Records follow. Select each line holding "Sound".

◆ SOURCE MATERIAL
• • •

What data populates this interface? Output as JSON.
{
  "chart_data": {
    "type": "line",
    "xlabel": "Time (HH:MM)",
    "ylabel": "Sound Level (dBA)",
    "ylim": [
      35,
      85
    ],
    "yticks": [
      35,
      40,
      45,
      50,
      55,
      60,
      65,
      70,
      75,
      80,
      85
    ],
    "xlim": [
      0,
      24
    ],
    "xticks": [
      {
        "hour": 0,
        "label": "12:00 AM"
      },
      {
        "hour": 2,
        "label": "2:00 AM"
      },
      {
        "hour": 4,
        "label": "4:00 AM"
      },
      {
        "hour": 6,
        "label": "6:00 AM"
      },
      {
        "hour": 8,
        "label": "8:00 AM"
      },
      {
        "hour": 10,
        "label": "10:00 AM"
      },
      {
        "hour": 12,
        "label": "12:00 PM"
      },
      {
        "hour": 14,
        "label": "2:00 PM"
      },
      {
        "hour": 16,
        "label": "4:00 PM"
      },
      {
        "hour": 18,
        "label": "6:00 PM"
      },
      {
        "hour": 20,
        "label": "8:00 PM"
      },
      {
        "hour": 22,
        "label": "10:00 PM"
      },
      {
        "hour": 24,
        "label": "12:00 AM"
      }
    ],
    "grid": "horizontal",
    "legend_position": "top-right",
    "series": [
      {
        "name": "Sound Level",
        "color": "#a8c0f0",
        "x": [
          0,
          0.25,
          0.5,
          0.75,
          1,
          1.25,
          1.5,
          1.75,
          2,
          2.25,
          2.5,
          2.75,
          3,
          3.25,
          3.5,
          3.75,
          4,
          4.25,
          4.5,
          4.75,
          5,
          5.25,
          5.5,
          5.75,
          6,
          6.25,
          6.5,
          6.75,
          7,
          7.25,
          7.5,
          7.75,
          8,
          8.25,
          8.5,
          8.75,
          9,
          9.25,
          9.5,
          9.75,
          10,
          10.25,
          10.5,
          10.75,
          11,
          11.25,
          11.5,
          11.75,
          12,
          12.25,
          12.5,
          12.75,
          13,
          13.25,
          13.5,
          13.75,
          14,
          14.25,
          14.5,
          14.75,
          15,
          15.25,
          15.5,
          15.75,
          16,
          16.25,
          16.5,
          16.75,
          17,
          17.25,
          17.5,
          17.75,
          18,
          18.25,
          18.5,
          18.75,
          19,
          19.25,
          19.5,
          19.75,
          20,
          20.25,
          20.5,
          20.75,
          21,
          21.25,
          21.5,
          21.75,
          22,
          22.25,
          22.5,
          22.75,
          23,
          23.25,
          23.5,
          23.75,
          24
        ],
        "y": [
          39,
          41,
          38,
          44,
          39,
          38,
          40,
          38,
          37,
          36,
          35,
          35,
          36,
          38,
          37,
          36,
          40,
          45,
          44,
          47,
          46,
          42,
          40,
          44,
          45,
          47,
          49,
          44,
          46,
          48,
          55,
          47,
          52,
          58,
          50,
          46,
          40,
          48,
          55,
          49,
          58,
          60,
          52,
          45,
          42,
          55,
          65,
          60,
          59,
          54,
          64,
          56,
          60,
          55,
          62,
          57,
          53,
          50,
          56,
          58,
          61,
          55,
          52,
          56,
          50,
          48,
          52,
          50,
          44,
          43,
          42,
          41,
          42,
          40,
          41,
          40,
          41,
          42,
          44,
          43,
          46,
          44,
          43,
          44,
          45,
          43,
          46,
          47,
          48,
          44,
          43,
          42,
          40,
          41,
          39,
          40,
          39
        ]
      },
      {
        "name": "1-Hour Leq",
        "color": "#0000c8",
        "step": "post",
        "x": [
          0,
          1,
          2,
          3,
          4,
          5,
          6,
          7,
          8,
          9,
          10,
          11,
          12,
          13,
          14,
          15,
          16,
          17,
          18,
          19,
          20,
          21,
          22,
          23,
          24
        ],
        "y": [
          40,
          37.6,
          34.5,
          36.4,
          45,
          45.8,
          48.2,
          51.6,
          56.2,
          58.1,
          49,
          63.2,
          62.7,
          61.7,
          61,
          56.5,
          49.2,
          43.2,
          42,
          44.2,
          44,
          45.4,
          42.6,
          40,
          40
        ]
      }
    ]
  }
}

• • •

◆ OUTPUT
    "ylabel": "Sound Level (dBA)",
        "name": "Sound Level",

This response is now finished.